◆ **TO DO**:
Your task is to output the listing word for word, with pictures excluded.

◆ **Rows from a figure dataset**:
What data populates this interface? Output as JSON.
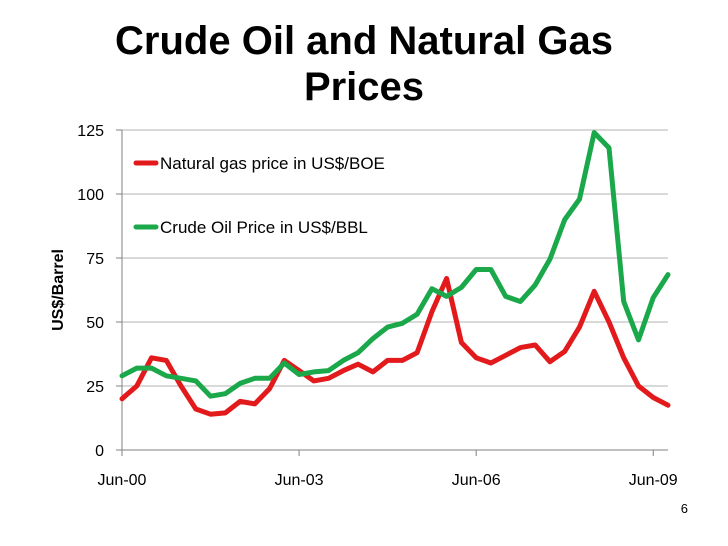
{
  "slide": {
    "title_line1": "Crude Oil and Natural Gas",
    "title_line2": "Prices",
    "page_number": "6"
  },
  "chart_data": {
    "type": "line",
    "ylabel": "US$/Barrel",
    "xlabel": "",
    "ylim": [
      0,
      125
    ],
    "yticks": [
      0,
      25,
      50,
      75,
      100,
      125
    ],
    "xlim": [
      2000.42,
      2009.67
    ],
    "xticks": [
      {
        "value": 2000.42,
        "label": "Jun-00"
      },
      {
        "value": 2003.42,
        "label": "Jun-03"
      },
      {
        "value": 2006.42,
        "label": "Jun-06"
      },
      {
        "value": 2009.42,
        "label": "Jun-09"
      }
    ],
    "grid": true,
    "legend_position": "top-left",
    "series": [
      {
        "name": "Natural gas price in US$/BOE",
        "color": "#e31a1c",
        "points": [
          [
            2000.42,
            20
          ],
          [
            2000.67,
            25
          ],
          [
            2000.92,
            36
          ],
          [
            2001.17,
            35
          ],
          [
            2001.42,
            25
          ],
          [
            2001.67,
            16
          ],
          [
            2001.92,
            14
          ],
          [
            2002.17,
            14.5
          ],
          [
            2002.42,
            19
          ],
          [
            2002.67,
            18
          ],
          [
            2002.92,
            24
          ],
          [
            2003.17,
            35
          ],
          [
            2003.42,
            31
          ],
          [
            2003.67,
            27
          ],
          [
            2003.92,
            28
          ],
          [
            2004.17,
            31
          ],
          [
            2004.42,
            33.5
          ],
          [
            2004.67,
            30.5
          ],
          [
            2004.92,
            35
          ],
          [
            2005.17,
            35
          ],
          [
            2005.42,
            38
          ],
          [
            2005.67,
            54
          ],
          [
            2005.92,
            67
          ],
          [
            2006.17,
            42
          ],
          [
            2006.42,
            36
          ],
          [
            2006.67,
            34
          ],
          [
            2006.92,
            37
          ],
          [
            2007.17,
            40
          ],
          [
            2007.42,
            41
          ],
          [
            2007.67,
            34.5
          ],
          [
            2007.92,
            38.5
          ],
          [
            2008.17,
            48
          ],
          [
            2008.42,
            62
          ],
          [
            2008.67,
            50
          ],
          [
            2008.92,
            36
          ],
          [
            2009.17,
            25
          ],
          [
            2009.42,
            20.5
          ],
          [
            2009.67,
            17.5
          ]
        ]
      },
      {
        "name": "Crude Oil Price in US$/BBL",
        "color": "#1aa84b",
        "points": [
          [
            2000.42,
            29
          ],
          [
            2000.67,
            32
          ],
          [
            2000.92,
            32
          ],
          [
            2001.17,
            29
          ],
          [
            2001.42,
            28
          ],
          [
            2001.67,
            27
          ],
          [
            2001.92,
            21
          ],
          [
            2002.17,
            22
          ],
          [
            2002.42,
            26
          ],
          [
            2002.67,
            28
          ],
          [
            2002.92,
            28
          ],
          [
            2003.17,
            34
          ],
          [
            2003.42,
            29.5
          ],
          [
            2003.67,
            30.5
          ],
          [
            2003.92,
            31
          ],
          [
            2004.17,
            35
          ],
          [
            2004.42,
            38
          ],
          [
            2004.67,
            43.5
          ],
          [
            2004.92,
            48
          ],
          [
            2005.17,
            49.5
          ],
          [
            2005.42,
            53
          ],
          [
            2005.67,
            63
          ],
          [
            2005.92,
            60
          ],
          [
            2006.17,
            63.5
          ],
          [
            2006.42,
            70.5
          ],
          [
            2006.67,
            70.5
          ],
          [
            2006.92,
            60
          ],
          [
            2007.17,
            58
          ],
          [
            2007.42,
            64.5
          ],
          [
            2007.67,
            74.5
          ],
          [
            2007.92,
            90
          ],
          [
            2008.17,
            98
          ],
          [
            2008.42,
            124
          ],
          [
            2008.67,
            118
          ],
          [
            2008.92,
            58
          ],
          [
            2009.17,
            43
          ],
          [
            2009.42,
            59.5
          ],
          [
            2009.67,
            68.5
          ]
        ]
      }
    ]
  }
}
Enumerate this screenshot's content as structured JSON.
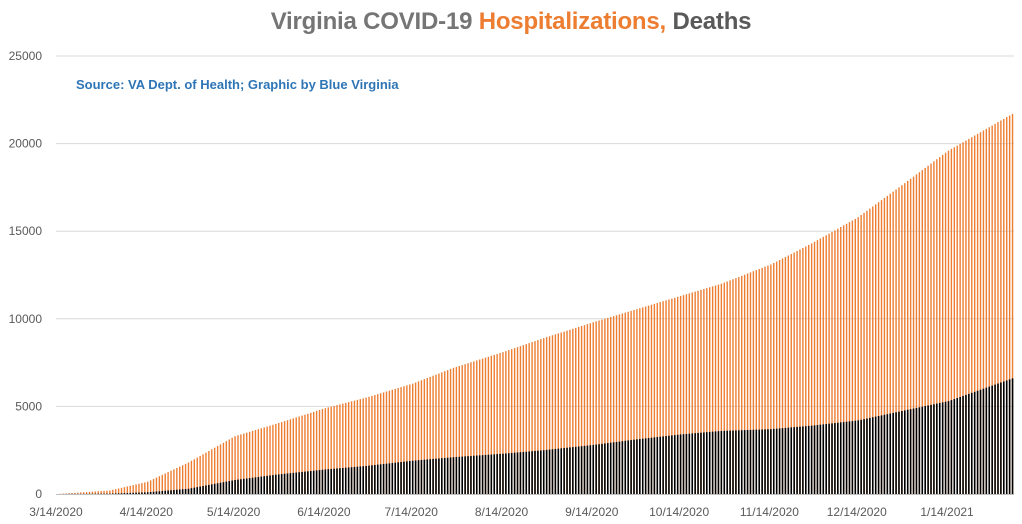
{
  "chart_data": {
    "type": "bar",
    "title": {
      "part1": "Virginia COVID-19 ",
      "part2": "Hospitalizations,",
      "part3": " Deaths"
    },
    "source_note": "Source: VA Dept. of Health; Graphic by Blue Virginia",
    "xlabel": "",
    "ylabel": "",
    "ylim": [
      0,
      25000
    ],
    "yticks": [
      "0",
      "5000",
      "10000",
      "15000",
      "20000",
      "25000"
    ],
    "grid": true,
    "legend": "none",
    "x_start": "3/14/2020",
    "x_end": "2/5/2021",
    "x_tick_labels": [
      "3/14/2020",
      "4/14/2020",
      "5/14/2020",
      "6/14/2020",
      "7/14/2020",
      "8/14/2020",
      "9/14/2020",
      "10/14/2020",
      "11/14/2020",
      "12/14/2020",
      "1/14/2021"
    ],
    "colors": {
      "hospitalizations": "#ed7d31",
      "deaths": "#000000",
      "title_gray": "#757575",
      "title_orange": "#ed7d31",
      "title_dark": "#595959",
      "source_text": "#2e75b6",
      "axis_text": "#595959",
      "gridline": "#d9d9d9"
    },
    "series": [
      {
        "name": "Hospitalizations",
        "color": "#ed7d31",
        "points": [
          [
            "3/14/2020",
            0
          ],
          [
            "4/1/2020",
            200
          ],
          [
            "4/14/2020",
            700
          ],
          [
            "4/28/2020",
            1800
          ],
          [
            "5/14/2020",
            3300
          ],
          [
            "5/28/2020",
            4000
          ],
          [
            "6/14/2020",
            4900
          ],
          [
            "6/28/2020",
            5500
          ],
          [
            "7/14/2020",
            6300
          ],
          [
            "7/28/2020",
            7200
          ],
          [
            "8/14/2020",
            8100
          ],
          [
            "8/28/2020",
            8900
          ],
          [
            "9/14/2020",
            9800
          ],
          [
            "9/28/2020",
            10500
          ],
          [
            "10/14/2020",
            11300
          ],
          [
            "10/28/2020",
            12000
          ],
          [
            "11/14/2020",
            13100
          ],
          [
            "11/28/2020",
            14300
          ],
          [
            "12/14/2020",
            15800
          ],
          [
            "12/28/2020",
            17500
          ],
          [
            "1/14/2021",
            19600
          ],
          [
            "2/5/2021",
            21700
          ]
        ]
      },
      {
        "name": "Deaths",
        "color": "#000000",
        "points": [
          [
            "3/14/2020",
            0
          ],
          [
            "4/1/2020",
            20
          ],
          [
            "4/14/2020",
            100
          ],
          [
            "4/28/2020",
            300
          ],
          [
            "5/14/2020",
            800
          ],
          [
            "5/28/2020",
            1100
          ],
          [
            "6/14/2020",
            1400
          ],
          [
            "6/28/2020",
            1600
          ],
          [
            "7/14/2020",
            1900
          ],
          [
            "7/28/2020",
            2100
          ],
          [
            "8/14/2020",
            2300
          ],
          [
            "8/28/2020",
            2500
          ],
          [
            "9/14/2020",
            2800
          ],
          [
            "9/28/2020",
            3100
          ],
          [
            "10/14/2020",
            3400
          ],
          [
            "10/28/2020",
            3600
          ],
          [
            "11/14/2020",
            3700
          ],
          [
            "11/28/2020",
            3900
          ],
          [
            "12/14/2020",
            4200
          ],
          [
            "12/28/2020",
            4700
          ],
          [
            "1/14/2021",
            5300
          ],
          [
            "2/5/2021",
            6600
          ]
        ]
      }
    ]
  }
}
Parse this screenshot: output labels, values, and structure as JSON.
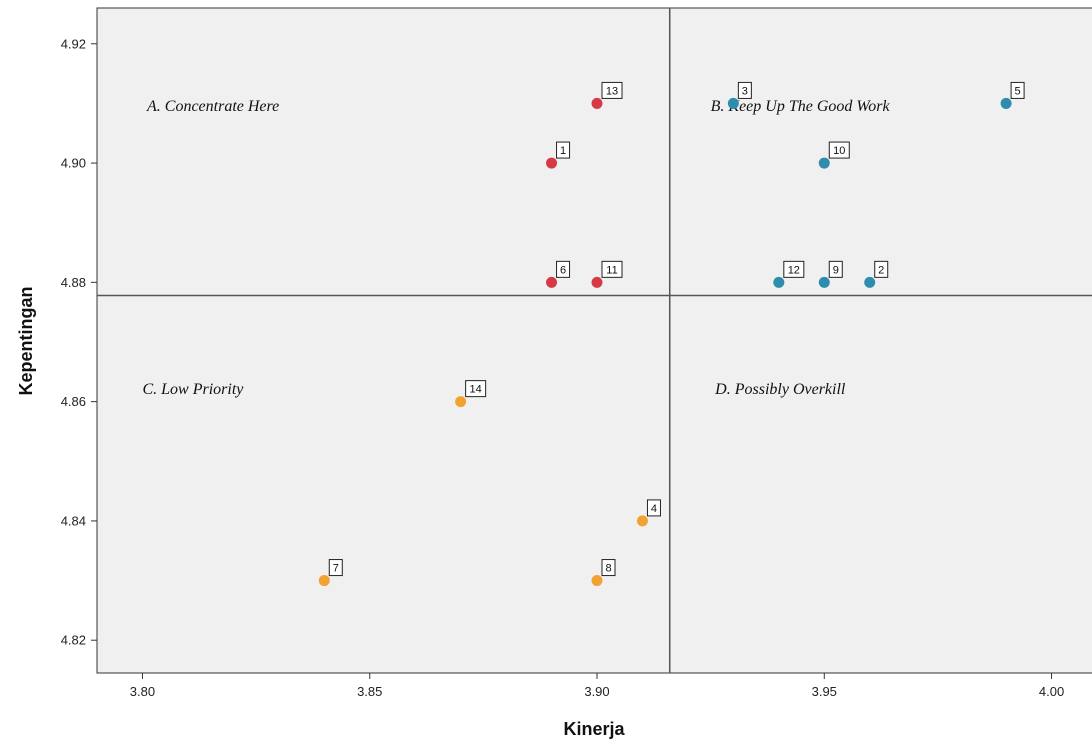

◆ **FINISHED TASK**:
What data populates this interface? Output as JSON.
{
  "slide": {
    "title_line1": "Crude Oil and Natural Gas",
    "title_line2": "Prices",
    "page_number": "6"
  },
  "chart_data": {
    "type": "line",
    "ylabel": "US$/Barrel",
    "xlabel": "",
    "ylim": [
      0,
      125
    ],
    "yticks": [
      0,
      25,
      50,
      75,
      100,
      125
    ],
    "xlim": [
      2000.42,
      2009.67
    ],
    "xticks": [
      {
        "value": 2000.42,
        "label": "Jun-00"
      },
      {
        "value": 2003.42,
        "label": "Jun-03"
      },
      {
        "value": 2006.42,
        "label": "Jun-06"
      },
      {
        "value": 2009.42,
        "label": "Jun-09"
      }
    ],
    "grid": true,
    "legend_position": "top-left",
    "series": [
      {
        "name": "Natural gas price in US$/BOE",
        "color": "#e31a1c",
        "points": [
          [
            2000.42,
            20
          ],
          [
            2000.67,
            25
          ],
          [
            2000.92,
            36
          ],
          [
            2001.17,
            35
          ],
          [
            2001.42,
            25
          ],
          [
            2001.67,
            16
          ],
          [
            2001.92,
            14
          ],
          [
            2002.17,
            14.5
          ],
          [
            2002.42,
            19
          ],
          [
            2002.67,
            18
          ],
          [
            2002.92,
            24
          ],
          [
            2003.17,
            35
          ],
          [
            2003.42,
            31
          ],
          [
            2003.67,
            27
          ],
          [
            2003.92,
            28
          ],
          [
            2004.17,
            31
          ],
          [
            2004.42,
            33.5
          ],
          [
            2004.67,
            30.5
          ],
          [
            2004.92,
            35
          ],
          [
            2005.17,
            35
          ],
          [
            2005.42,
            38
          ],
          [
            2005.67,
            54
          ],
          [
            2005.92,
            67
          ],
          [
            2006.17,
            42
          ],
          [
            2006.42,
            36
          ],
          [
            2006.67,
            34
          ],
          [
            2006.92,
            37
          ],
          [
            2007.17,
            40
          ],
          [
            2007.42,
            41
          ],
          [
            2007.67,
            34.5
          ],
          [
            2007.92,
            38.5
          ],
          [
            2008.17,
            48
          ],
          [
            2008.42,
            62
          ],
          [
            2008.67,
            50
          ],
          [
            2008.92,
            36
          ],
          [
            2009.17,
            25
          ],
          [
            2009.42,
            20.5
          ],
          [
            2009.67,
            17.5
          ]
        ]
      },
      {
        "name": "Crude Oil Price in US$/BBL",
        "color": "#1aa84b",
        "points": [
          [
            2000.42,
            29
          ],
          [
            2000.67,
            32
          ],
          [
            2000.92,
            32
          ],
          [
            2001.17,
            29
          ],
          [
            2001.42,
            28
          ],
          [
            2001.67,
            27
          ],
          [
            2001.92,
            21
          ],
          [
            2002.17,
            22
          ],
          [
            2002.42,
            26
          ],
          [
            2002.67,
            28
          ],
          [
            2002.92,
            28
          ],
          [
            2003.17,
            34
          ],
          [
            2003.42,
            29.5
          ],
          [
            2003.67,
            30.5
          ],
          [
            2003.92,
            31
          ],
          [
            2004.17,
            35
          ],
          [
            2004.42,
            38
          ],
          [
            2004.67,
            43.5
          ],
          [
            2004.92,
            48
          ],
          [
            2005.17,
            49.5
          ],
          [
            2005.42,
            53
          ],
          [
            2005.67,
            63
          ],
          [
            2005.92,
            60
          ],
          [
            2006.17,
            63.5
          ],
          [
            2006.42,
            70.5
          ],
          [
            2006.67,
            70.5
          ],
          [
            2006.92,
            60
          ],
          [
            2007.17,
            58
          ],
          [
            2007.42,
            64.5
          ],
          [
            2007.67,
            74.5
          ],
          [
            2007.92,
            90
          ],
          [
            2008.17,
            98
          ],
          [
            2008.42,
            124
          ],
          [
            2008.67,
            118
          ],
          [
            2008.92,
            58
          ],
          [
            2009.17,
            43
          ],
          [
            2009.42,
            59.5
          ],
          [
            2009.67,
            68.5
          ]
        ]
      }
    ]
  }
}
Enumerate this screenshot's content as structured JSON.
{
  "chart_data": {
    "type": "bar",
    "title": {
      "part1": "Virginia COVID-19 ",
      "part2": "Hospitalizations,",
      "part3": " Deaths"
    },
    "source_note": "Source: VA Dept. of Health; Graphic by Blue Virginia",
    "xlabel": "",
    "ylabel": "",
    "ylim": [
      0,
      25000
    ],
    "yticks": [
      "0",
      "5000",
      "10000",
      "15000",
      "20000",
      "25000"
    ],
    "grid": true,
    "legend": "none",
    "x_start": "3/14/2020",
    "x_end": "2/5/2021",
    "x_tick_labels": [
      "3/14/2020",
      "4/14/2020",
      "5/14/2020",
      "6/14/2020",
      "7/14/2020",
      "8/14/2020",
      "9/14/2020",
      "10/14/2020",
      "11/14/2020",
      "12/14/2020",
      "1/14/2021"
    ],
    "colors": {
      "hospitalizations": "#ed7d31",
      "deaths": "#000000",
      "title_gray": "#757575",
      "title_orange": "#ed7d31",
      "title_dark": "#595959",
      "source_text": "#2e75b6",
      "axis_text": "#595959",
      "gridline": "#d9d9d9"
    },
    "series": [
      {
        "name": "Hospitalizations",
        "color": "#ed7d31",
        "points": [
          [
            "3/14/2020",
            0
          ],
          [
            "4/1/2020",
            200
          ],
          [
            "4/14/2020",
            700
          ],
          [
            "4/28/2020",
            1800
          ],
          [
            "5/14/2020",
            3300
          ],
          [
            "5/28/2020",
            4000
          ],
          [
            "6/14/2020",
            4900
          ],
          [
            "6/28/2020",
            5500
          ],
          [
            "7/14/2020",
            6300
          ],
          [
            "7/28/2020",
            7200
          ],
          [
            "8/14/2020",
            8100
          ],
          [
            "8/28/2020",
            8900
          ],
          [
            "9/14/2020",
            9800
          ],
          [
            "9/28/2020",
            10500
          ],
          [
            "10/14/2020",
            11300
          ],
          [
            "10/28/2020",
            12000
          ],
          [
            "11/14/2020",
            13100
          ],
          [
            "11/28/2020",
            14300
          ],
          [
            "12/14/2020",
            15800
          ],
          [
            "12/28/2020",
            17500
          ],
          [
            "1/14/2021",
            19600
          ],
          [
            "2/5/2021",
            21700
          ]
        ]
      },
      {
        "name": "Deaths",
        "color": "#000000",
        "points": [
          [
            "3/14/2020",
            0
          ],
          [
            "4/1/2020",
            20
          ],
          [
            "4/14/2020",
            100
          ],
          [
            "4/28/2020",
            300
          ],
          [
            "5/14/2020",
            800
          ],
          [
            "5/28/2020",
            1100
          ],
          [
            "6/14/2020",
            1400
          ],
          [
            "6/28/2020",
            1600
          ],
          [
            "7/14/2020",
            1900
          ],
          [
            "7/28/2020",
            2100
          ],
          [
            "8/14/2020",
            2300
          ],
          [
            "8/28/2020",
            2500
          ],
          [
            "9/14/2020",
            2800
          ],
          [
            "9/28/2020",
            3100
          ],
          [
            "10/14/2020",
            3400
          ],
          [
            "10/28/2020",
            3600
          ],
          [
            "11/14/2020",
            3700
          ],
          [
            "11/28/2020",
            3900
          ],
          [
            "12/14/2020",
            4200
          ],
          [
            "12/28/2020",
            4700
          ],
          [
            "1/14/2021",
            5300
          ],
          [
            "2/5/2021",
            6600
          ]
        ]
      }
    ]
  }
}
Parse this screenshot: output labels, values, and structure as JSON.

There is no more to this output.